> **YOUR OBJECTIVE**:
Every entry that follows needs to be repeated exactly.

> **DATA LINES**:
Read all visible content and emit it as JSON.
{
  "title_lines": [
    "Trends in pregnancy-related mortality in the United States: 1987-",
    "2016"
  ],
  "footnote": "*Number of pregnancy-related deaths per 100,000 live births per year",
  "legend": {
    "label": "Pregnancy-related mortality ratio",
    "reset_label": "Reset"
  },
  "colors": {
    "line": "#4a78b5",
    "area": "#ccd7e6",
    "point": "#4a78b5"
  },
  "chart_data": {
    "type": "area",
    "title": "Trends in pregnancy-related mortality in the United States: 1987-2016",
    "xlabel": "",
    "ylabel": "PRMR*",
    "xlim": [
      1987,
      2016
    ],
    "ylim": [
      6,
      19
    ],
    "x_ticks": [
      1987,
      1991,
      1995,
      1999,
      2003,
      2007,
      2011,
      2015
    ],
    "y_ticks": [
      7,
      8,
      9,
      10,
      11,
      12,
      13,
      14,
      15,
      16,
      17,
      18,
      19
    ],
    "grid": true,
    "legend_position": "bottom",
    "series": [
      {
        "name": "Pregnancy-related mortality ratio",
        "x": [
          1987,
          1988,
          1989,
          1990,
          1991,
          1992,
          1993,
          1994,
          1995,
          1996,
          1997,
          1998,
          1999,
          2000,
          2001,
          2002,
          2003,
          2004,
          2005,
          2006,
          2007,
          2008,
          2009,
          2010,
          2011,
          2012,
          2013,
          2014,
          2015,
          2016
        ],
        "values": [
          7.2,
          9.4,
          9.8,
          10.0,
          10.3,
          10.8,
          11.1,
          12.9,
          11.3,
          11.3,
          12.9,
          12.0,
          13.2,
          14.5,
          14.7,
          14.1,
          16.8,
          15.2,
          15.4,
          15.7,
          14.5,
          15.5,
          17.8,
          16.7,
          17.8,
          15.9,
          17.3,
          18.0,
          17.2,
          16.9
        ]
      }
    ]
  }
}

> **ANSWER IN FULL**:
Read all visible content and emit it as JSON.
{
  "title_lines": [
    "Trends in pregnancy-related mortality in the United States: 1987-",
    "2016"
  ],
  "footnote": "*Number of pregnancy-related deaths per 100,000 live births per year",
  "legend": {
    "label": "Pregnancy-related mortality ratio",
    "reset_label": "Reset"
  },
  "colors": {
    "line": "#4a78b5",
    "area": "#ccd7e6",
    "point": "#4a78b5"
  },
  "chart_data": {
    "type": "area",
    "title": "Trends in pregnancy-related mortality in the United States: 1987-2016",
    "xlabel": "",
    "ylabel": "PRMR*",
    "xlim": [
      1987,
      2016
    ],
    "ylim": [
      6,
      19
    ],
    "x_ticks": [
      1987,
      1991,
      1995,
      1999,
      2003,
      2007,
      2011,
      2015
    ],
    "y_ticks": [
      7,
      8,
      9,
      10,
      11,
      12,
      13,
      14,
      15,
      16,
      17,
      18,
      19
    ],
    "grid": true,
    "legend_position": "bottom",
    "series": [
      {
        "name": "Pregnancy-related mortality ratio",
        "x": [
          1987,
          1988,
          1989,
          1990,
          1991,
          1992,
          1993,
          1994,
          1995,
          1996,
          1997,
          1998,
          1999,
          2000,
          2001,
          2002,
          2003,
          2004,
          2005,
          2006,
          2007,
          2008,
          2009,
          2010,
          2011,
          2012,
          2013,
          2014,
          2015,
          2016
        ],
        "values": [
          7.2,
          9.4,
          9.8,
          10.0,
          10.3,
          10.8,
          11.1,
          12.9,
          11.3,
          11.3,
          12.9,
          12.0,
          13.2,
          14.5,
          14.7,
          14.1,
          16.8,
          15.2,
          15.4,
          15.7,
          14.5,
          15.5,
          17.8,
          16.7,
          17.8,
          15.9,
          17.3,
          18.0,
          17.2,
          16.9
        ]
      }
    ]
  }
}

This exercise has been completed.